* **Material provided**:
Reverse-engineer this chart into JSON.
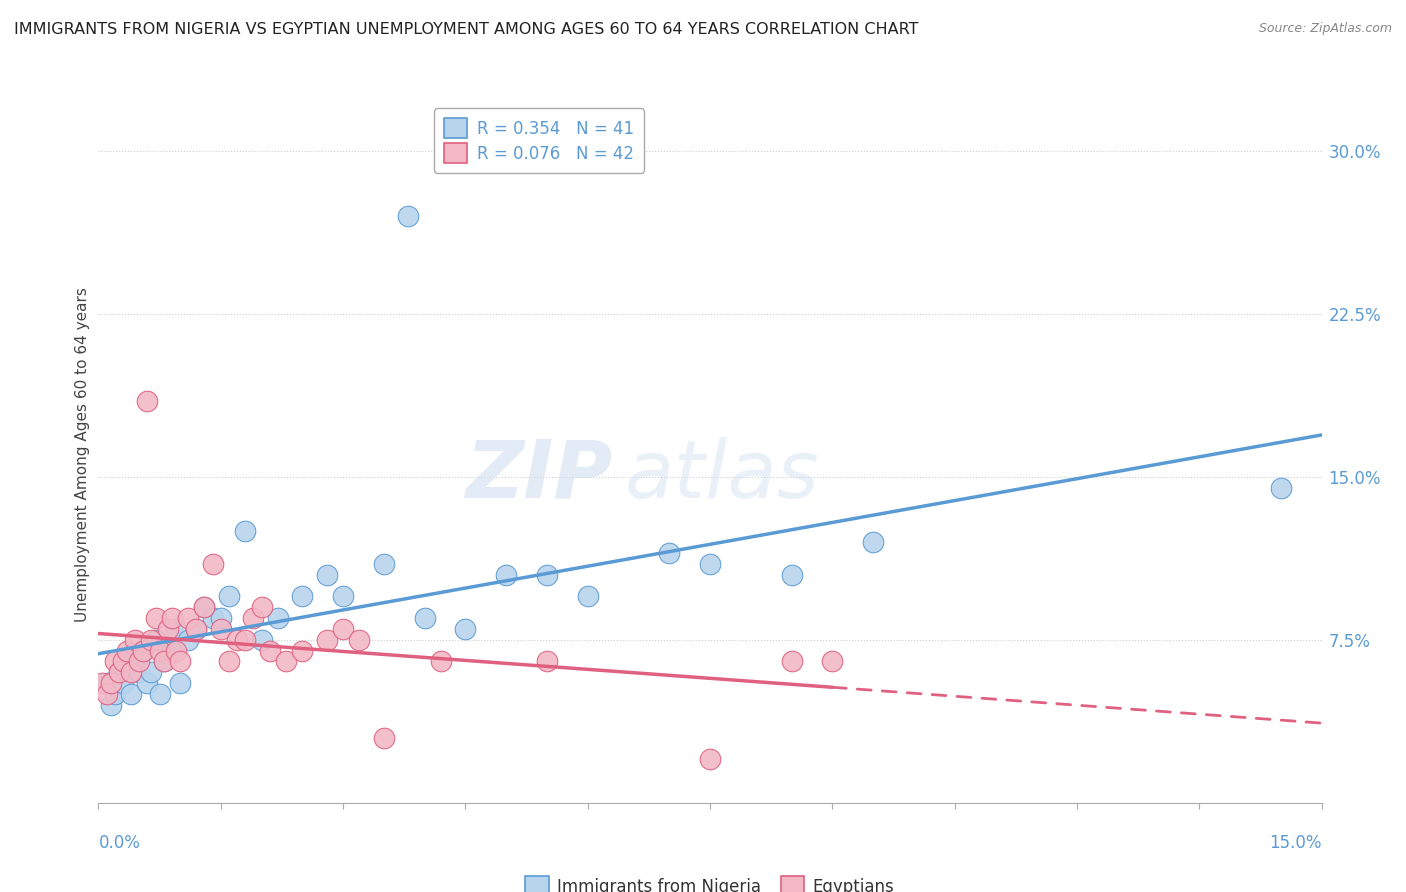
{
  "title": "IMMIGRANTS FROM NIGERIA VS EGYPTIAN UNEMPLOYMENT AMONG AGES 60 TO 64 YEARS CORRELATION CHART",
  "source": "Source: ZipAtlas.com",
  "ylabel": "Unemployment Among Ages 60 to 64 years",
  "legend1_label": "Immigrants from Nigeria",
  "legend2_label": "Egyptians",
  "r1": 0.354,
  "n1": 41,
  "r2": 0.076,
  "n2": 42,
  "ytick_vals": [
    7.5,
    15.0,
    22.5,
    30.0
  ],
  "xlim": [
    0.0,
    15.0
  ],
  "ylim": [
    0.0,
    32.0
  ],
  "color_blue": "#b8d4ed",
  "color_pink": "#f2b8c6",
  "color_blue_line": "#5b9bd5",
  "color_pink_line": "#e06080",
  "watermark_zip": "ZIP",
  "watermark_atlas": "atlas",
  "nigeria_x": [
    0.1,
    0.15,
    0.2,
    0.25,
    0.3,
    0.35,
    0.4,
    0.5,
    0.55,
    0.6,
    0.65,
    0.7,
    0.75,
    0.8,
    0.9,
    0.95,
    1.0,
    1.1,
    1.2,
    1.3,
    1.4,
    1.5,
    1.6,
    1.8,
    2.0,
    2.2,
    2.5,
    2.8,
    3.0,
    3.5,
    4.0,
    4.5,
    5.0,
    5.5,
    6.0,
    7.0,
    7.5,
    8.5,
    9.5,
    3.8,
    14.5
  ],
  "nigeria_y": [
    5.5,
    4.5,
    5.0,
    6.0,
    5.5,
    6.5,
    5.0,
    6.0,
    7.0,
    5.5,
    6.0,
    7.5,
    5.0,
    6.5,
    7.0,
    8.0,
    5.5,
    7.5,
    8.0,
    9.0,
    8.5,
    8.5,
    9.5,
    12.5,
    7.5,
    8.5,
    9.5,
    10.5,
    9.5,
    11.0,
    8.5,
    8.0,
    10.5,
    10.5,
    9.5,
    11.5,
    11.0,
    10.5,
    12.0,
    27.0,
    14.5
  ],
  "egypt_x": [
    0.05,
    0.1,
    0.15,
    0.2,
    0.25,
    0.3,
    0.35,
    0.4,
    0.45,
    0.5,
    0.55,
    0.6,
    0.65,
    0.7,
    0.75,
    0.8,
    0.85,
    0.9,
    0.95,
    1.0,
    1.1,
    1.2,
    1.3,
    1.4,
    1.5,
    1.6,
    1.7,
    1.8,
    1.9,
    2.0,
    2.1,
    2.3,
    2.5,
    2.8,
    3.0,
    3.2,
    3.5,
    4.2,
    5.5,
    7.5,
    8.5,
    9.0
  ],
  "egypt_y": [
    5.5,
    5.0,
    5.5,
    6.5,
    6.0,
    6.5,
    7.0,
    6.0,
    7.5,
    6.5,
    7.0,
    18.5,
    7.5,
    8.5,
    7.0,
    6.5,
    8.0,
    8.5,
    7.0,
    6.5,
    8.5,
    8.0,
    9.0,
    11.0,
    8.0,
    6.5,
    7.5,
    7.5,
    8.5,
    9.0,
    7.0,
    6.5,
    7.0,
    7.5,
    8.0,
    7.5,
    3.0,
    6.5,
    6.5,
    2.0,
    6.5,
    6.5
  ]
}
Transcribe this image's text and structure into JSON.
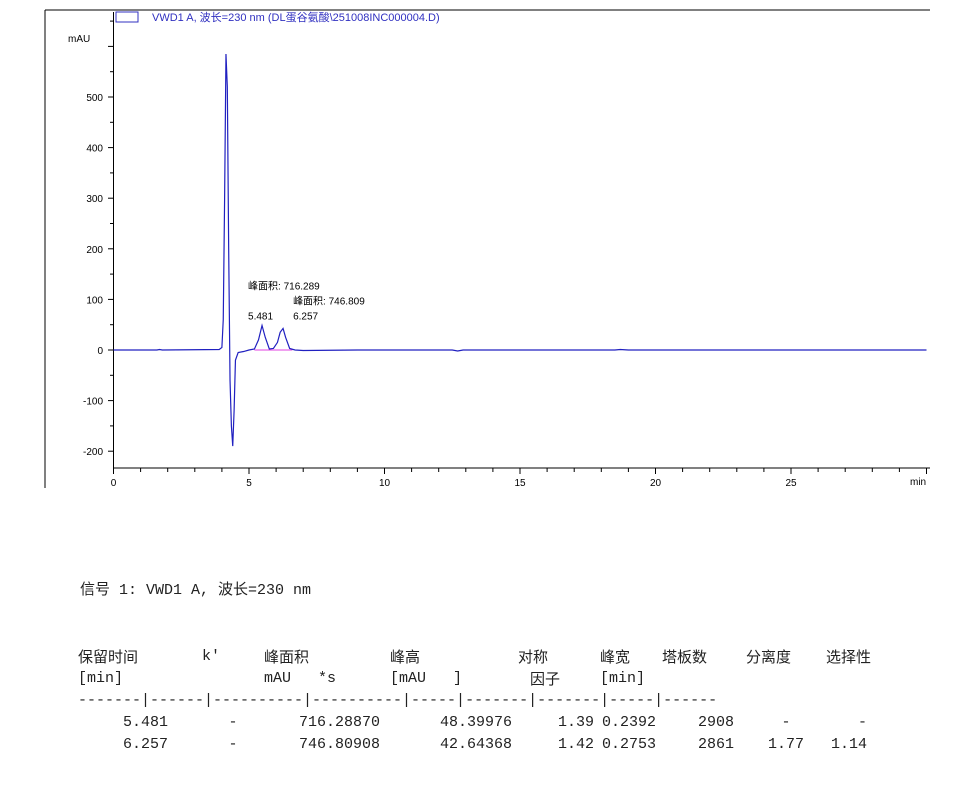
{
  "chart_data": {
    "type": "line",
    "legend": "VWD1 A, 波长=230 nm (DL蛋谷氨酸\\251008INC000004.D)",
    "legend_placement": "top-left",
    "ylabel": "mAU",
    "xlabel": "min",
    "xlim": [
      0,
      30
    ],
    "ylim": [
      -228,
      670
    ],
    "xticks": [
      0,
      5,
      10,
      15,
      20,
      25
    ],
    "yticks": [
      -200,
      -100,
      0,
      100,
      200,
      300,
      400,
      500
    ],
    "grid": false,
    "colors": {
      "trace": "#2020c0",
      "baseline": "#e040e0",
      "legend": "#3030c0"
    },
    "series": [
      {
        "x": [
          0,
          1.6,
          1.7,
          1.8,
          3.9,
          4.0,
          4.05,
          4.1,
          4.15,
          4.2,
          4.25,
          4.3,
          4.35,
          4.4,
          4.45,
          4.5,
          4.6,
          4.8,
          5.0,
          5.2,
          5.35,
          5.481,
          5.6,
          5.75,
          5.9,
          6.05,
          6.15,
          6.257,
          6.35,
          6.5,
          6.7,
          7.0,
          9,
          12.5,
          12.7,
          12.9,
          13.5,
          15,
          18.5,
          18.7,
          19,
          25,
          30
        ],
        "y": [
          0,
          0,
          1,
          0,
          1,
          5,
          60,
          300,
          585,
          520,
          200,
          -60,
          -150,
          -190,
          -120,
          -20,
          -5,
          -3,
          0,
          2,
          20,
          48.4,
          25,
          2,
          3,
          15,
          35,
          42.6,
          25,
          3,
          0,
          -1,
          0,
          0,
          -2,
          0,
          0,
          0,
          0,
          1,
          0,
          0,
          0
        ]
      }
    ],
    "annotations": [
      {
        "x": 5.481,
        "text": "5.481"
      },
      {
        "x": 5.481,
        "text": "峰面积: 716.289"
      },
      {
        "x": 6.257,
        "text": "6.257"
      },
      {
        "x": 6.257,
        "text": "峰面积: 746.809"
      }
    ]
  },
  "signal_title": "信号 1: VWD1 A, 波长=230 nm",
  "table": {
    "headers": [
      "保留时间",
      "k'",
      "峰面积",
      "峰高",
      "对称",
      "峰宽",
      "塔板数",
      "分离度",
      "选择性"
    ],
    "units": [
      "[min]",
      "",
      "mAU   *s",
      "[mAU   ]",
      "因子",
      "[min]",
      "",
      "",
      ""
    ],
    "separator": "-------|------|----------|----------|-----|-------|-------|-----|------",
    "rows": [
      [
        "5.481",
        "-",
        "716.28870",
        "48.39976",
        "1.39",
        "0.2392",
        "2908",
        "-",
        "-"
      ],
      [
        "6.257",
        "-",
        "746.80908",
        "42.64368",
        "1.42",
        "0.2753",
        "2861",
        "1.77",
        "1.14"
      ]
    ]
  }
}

* **Set problem**: Without the pictures, write out all of the material exactly.

* **Exercise answer**:
Reverse-engineer this chart into JSON.
{
  "title": "IMMIGRANTS FROM NIGERIA VS EGYPTIAN UNEMPLOYMENT AMONG AGES 60 TO 64 YEARS CORRELATION CHART",
  "source": "Source: ZipAtlas.com",
  "ylabel": "Unemployment Among Ages 60 to 64 years",
  "legend1_label": "Immigrants from Nigeria",
  "legend2_label": "Egyptians",
  "r1": 0.354,
  "n1": 41,
  "r2": 0.076,
  "n2": 42,
  "ytick_vals": [
    7.5,
    15.0,
    22.5,
    30.0
  ],
  "xlim": [
    0.0,
    15.0
  ],
  "ylim": [
    0.0,
    32.0
  ],
  "color_blue": "#b8d4ed",
  "color_pink": "#f2b8c6",
  "color_blue_line": "#5b9bd5",
  "color_pink_line": "#e06080",
  "watermark_zip": "ZIP",
  "watermark_atlas": "atlas",
  "nigeria_x": [
    0.1,
    0.15,
    0.2,
    0.25,
    0.3,
    0.35,
    0.4,
    0.5,
    0.55,
    0.6,
    0.65,
    0.7,
    0.75,
    0.8,
    0.9,
    0.95,
    1.0,
    1.1,
    1.2,
    1.3,
    1.4,
    1.5,
    1.6,
    1.8,
    2.0,
    2.2,
    2.5,
    2.8,
    3.0,
    3.5,
    4.0,
    4.5,
    5.0,
    5.5,
    6.0,
    7.0,
    7.5,
    8.5,
    9.5,
    3.8,
    14.5
  ],
  "nigeria_y": [
    5.5,
    4.5,
    5.0,
    6.0,
    5.5,
    6.5,
    5.0,
    6.0,
    7.0,
    5.5,
    6.0,
    7.5,
    5.0,
    6.5,
    7.0,
    8.0,
    5.5,
    7.5,
    8.0,
    9.0,
    8.5,
    8.5,
    9.5,
    12.5,
    7.5,
    8.5,
    9.5,
    10.5,
    9.5,
    11.0,
    8.5,
    8.0,
    10.5,
    10.5,
    9.5,
    11.5,
    11.0,
    10.5,
    12.0,
    27.0,
    14.5
  ],
  "egypt_x": [
    0.05,
    0.1,
    0.15,
    0.2,
    0.25,
    0.3,
    0.35,
    0.4,
    0.45,
    0.5,
    0.55,
    0.6,
    0.65,
    0.7,
    0.75,
    0.8,
    0.85,
    0.9,
    0.95,
    1.0,
    1.1,
    1.2,
    1.3,
    1.4,
    1.5,
    1.6,
    1.7,
    1.8,
    1.9,
    2.0,
    2.1,
    2.3,
    2.5,
    2.8,
    3.0,
    3.2,
    3.5,
    4.2,
    5.5,
    7.5,
    8.5,
    9.0
  ],
  "egypt_y": [
    5.5,
    5.0,
    5.5,
    6.5,
    6.0,
    6.5,
    7.0,
    6.0,
    7.5,
    6.5,
    7.0,
    18.5,
    7.5,
    8.5,
    7.0,
    6.5,
    8.0,
    8.5,
    7.0,
    6.5,
    8.5,
    8.0,
    9.0,
    11.0,
    8.0,
    6.5,
    7.5,
    7.5,
    8.5,
    9.0,
    7.0,
    6.5,
    7.0,
    7.5,
    8.0,
    7.5,
    3.0,
    6.5,
    6.5,
    2.0,
    6.5,
    6.5
  ]
}
Transcribe this image's text and structure into JSON.
{
  "chart_data": {
    "type": "line",
    "legend": "VWD1 A, 波长=230 nm (DL蛋谷氨酸\\251008INC000004.D)",
    "legend_placement": "top-left",
    "ylabel": "mAU",
    "xlabel": "min",
    "xlim": [
      0,
      30
    ],
    "ylim": [
      -228,
      670
    ],
    "xticks": [
      0,
      5,
      10,
      15,
      20,
      25
    ],
    "yticks": [
      -200,
      -100,
      0,
      100,
      200,
      300,
      400,
      500
    ],
    "grid": false,
    "colors": {
      "trace": "#2020c0",
      "baseline": "#e040e0",
      "legend": "#3030c0"
    },
    "series": [
      {
        "x": [
          0,
          1.6,
          1.7,
          1.8,
          3.9,
          4.0,
          4.05,
          4.1,
          4.15,
          4.2,
          4.25,
          4.3,
          4.35,
          4.4,
          4.45,
          4.5,
          4.6,
          4.8,
          5.0,
          5.2,
          5.35,
          5.481,
          5.6,
          5.75,
          5.9,
          6.05,
          6.15,
          6.257,
          6.35,
          6.5,
          6.7,
          7.0,
          9,
          12.5,
          12.7,
          12.9,
          13.5,
          15,
          18.5,
          18.7,
          19,
          25,
          30
        ],
        "y": [
          0,
          0,
          1,
          0,
          1,
          5,
          60,
          300,
          585,
          520,
          200,
          -60,
          -150,
          -190,
          -120,
          -20,
          -5,
          -3,
          0,
          2,
          20,
          48.4,
          25,
          2,
          3,
          15,
          35,
          42.6,
          25,
          3,
          0,
          -1,
          0,
          0,
          -2,
          0,
          0,
          0,
          0,
          1,
          0,
          0,
          0
        ]
      }
    ],
    "annotations": [
      {
        "x": 5.481,
        "text": "5.481"
      },
      {
        "x": 5.481,
        "text": "峰面积: 716.289"
      },
      {
        "x": 6.257,
        "text": "6.257"
      },
      {
        "x": 6.257,
        "text": "峰面积: 746.809"
      }
    ]
  },
  "signal_title": "信号 1: VWD1 A, 波长=230 nm",
  "table": {
    "headers": [
      "保留时间",
      "k'",
      "峰面积",
      "峰高",
      "对称",
      "峰宽",
      "塔板数",
      "分离度",
      "选择性"
    ],
    "units": [
      "[min]",
      "",
      "mAU   *s",
      "[mAU   ]",
      "因子",
      "[min]",
      "",
      "",
      ""
    ],
    "separator": "-------|------|----------|----------|-----|-------|-------|-----|------",
    "rows": [
      [
        "5.481",
        "-",
        "716.28870",
        "48.39976",
        "1.39",
        "0.2392",
        "2908",
        "-",
        "-"
      ],
      [
        "6.257",
        "-",
        "746.80908",
        "42.64368",
        "1.42",
        "0.2753",
        "2861",
        "1.77",
        "1.14"
      ]
    ]
  }
}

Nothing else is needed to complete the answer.